__What the task requires__.
Type out the material below exactly.

__Dataset content__.
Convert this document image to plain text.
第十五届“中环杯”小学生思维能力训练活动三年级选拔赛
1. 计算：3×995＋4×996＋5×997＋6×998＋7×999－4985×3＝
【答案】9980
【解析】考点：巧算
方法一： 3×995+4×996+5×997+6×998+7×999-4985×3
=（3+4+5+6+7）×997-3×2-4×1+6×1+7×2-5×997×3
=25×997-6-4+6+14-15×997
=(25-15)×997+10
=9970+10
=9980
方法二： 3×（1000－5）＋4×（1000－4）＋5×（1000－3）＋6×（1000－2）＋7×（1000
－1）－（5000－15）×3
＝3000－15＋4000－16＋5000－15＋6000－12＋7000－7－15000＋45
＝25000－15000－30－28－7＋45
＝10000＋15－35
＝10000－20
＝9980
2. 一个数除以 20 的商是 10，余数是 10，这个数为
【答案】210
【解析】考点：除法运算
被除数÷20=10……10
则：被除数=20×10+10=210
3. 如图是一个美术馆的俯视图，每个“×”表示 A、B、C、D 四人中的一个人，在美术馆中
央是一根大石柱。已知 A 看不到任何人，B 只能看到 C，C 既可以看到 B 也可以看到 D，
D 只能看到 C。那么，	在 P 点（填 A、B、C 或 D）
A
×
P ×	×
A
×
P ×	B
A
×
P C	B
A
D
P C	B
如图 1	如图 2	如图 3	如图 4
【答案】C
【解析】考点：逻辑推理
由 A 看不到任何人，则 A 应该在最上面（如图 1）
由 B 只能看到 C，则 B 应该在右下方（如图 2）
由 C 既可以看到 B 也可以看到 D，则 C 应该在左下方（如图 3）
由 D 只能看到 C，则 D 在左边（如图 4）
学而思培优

__Solution__.
Convert this document image to plain text.
第十五届“中环杯”小学生思维能力训练活动三年级选拔赛
1. 计算：3×995＋4×996＋5×997＋6×998＋7×999－4985×3＝
【答案】9980
【解析】考点：巧算
方法一： 3×995+4×996+5×997+6×998+7×999-4985×3
=（3+4+5+6+7）×997-3×2-4×1+6×1+7×2-5×997×3
=25×997-6-4+6+14-15×997
=(25-15)×997+10
=9970+10
=9980
方法二： 3×（1000－5）＋4×（1000－4）＋5×（1000－3）＋6×（1000－2）＋7×（1000
－1）－（5000－15）×3
＝3000－15＋4000－16＋5000－15＋6000－12＋7000－7－15000＋45
＝25000－15000－30－28－7＋45
＝10000＋15－35
＝10000－20
＝9980
2. 一个数除以 20 的商是 10，余数是 10，这个数为
【答案】210
【解析】考点：除法运算
被除数÷20=10……10
则：被除数=20×10+10=210
3. 如图是一个美术馆的俯视图，每个“×”表示 A、B、C、D 四人中的一个人，在美术馆中
央是一根大石柱。已知 A 看不到任何人，B 只能看到 C，C 既可以看到 B 也可以看到 D，
D 只能看到 C。那么，	在 P 点（填 A、B、C 或 D）
A
×
P ×	×
A
×
P ×	B
A
×
P C	B
A
D
P C	B
如图 1	如图 2	如图 3	如图 4
【答案】C
【解析】考点：逻辑推理
由 A 看不到任何人，则 A 应该在最上面（如图 1）
由 B 只能看到 C，则 B 应该在右下方（如图 2）
由 C 既可以看到 B 也可以看到 D，则 C 应该在左下方（如图 3）
由 D 只能看到 C，则 D 在左边（如图 4）
学而思培优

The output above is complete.